Element-and-box listings
□ □ □ □
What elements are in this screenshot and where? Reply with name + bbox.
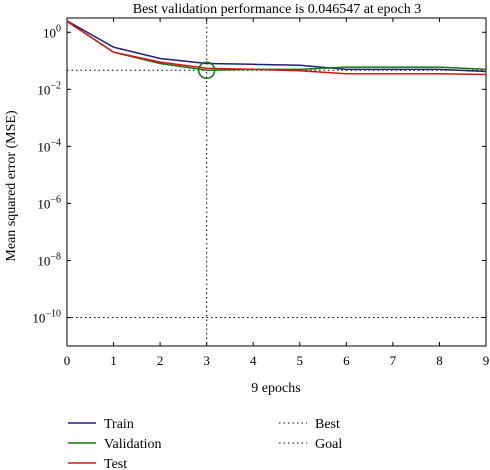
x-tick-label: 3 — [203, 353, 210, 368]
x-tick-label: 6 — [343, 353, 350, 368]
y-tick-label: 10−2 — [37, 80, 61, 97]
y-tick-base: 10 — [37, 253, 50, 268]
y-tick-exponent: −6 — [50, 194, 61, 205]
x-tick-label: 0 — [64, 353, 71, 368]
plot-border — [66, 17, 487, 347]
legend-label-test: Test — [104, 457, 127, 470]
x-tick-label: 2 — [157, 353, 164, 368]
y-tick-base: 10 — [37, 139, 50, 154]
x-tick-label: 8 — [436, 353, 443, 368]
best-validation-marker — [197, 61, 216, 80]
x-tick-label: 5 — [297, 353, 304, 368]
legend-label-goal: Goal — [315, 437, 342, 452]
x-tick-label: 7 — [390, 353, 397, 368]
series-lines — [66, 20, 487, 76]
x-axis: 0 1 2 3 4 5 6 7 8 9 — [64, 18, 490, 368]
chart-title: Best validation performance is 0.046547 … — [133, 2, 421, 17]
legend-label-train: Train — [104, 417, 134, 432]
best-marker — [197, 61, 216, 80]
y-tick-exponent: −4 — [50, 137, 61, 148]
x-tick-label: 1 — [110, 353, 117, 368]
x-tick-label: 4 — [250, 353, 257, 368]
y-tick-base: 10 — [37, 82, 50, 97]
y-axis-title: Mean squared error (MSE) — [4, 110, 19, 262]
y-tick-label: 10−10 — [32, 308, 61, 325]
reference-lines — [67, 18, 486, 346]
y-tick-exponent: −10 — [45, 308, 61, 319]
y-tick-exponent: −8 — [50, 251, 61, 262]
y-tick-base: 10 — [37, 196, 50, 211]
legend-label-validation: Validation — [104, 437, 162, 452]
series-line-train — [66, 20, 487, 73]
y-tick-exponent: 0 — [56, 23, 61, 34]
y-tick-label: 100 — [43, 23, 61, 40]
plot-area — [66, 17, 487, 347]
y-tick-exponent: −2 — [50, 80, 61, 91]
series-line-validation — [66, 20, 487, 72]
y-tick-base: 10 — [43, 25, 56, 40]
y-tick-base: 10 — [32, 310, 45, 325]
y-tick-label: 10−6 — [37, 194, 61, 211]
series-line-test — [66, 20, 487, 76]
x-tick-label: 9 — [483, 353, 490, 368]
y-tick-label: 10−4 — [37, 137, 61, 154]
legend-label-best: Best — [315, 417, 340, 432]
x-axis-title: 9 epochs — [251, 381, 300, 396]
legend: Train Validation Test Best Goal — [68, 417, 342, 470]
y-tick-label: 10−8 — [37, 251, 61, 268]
□ □ □ □
> Problem to solve
Repeat every line of the data above word for word, from the line containing "x-tick-label: 3 — [203, 353, 210, 368]" down to the line containing "series-lines — [66, 20, 487, 76]", including both of those lines.

> Answer to the exercise
x-tick-label: 3 — [203, 353, 210, 368]
x-tick-label: 6 — [343, 353, 350, 368]
y-tick-label: 10−2 — [37, 80, 61, 97]
y-tick-base: 10 — [37, 253, 50, 268]
y-tick-exponent: −6 — [50, 194, 61, 205]
x-tick-label: 0 — [64, 353, 71, 368]
plot-border — [66, 17, 487, 347]
legend-label-test: Test — [104, 457, 127, 470]
x-tick-label: 2 — [157, 353, 164, 368]
y-tick-base: 10 — [37, 139, 50, 154]
x-tick-label: 8 — [436, 353, 443, 368]
best-validation-marker — [197, 61, 216, 80]
x-tick-label: 5 — [297, 353, 304, 368]
legend-label-goal: Goal — [315, 437, 342, 452]
x-tick-label: 7 — [390, 353, 397, 368]
series-lines — [66, 20, 487, 76]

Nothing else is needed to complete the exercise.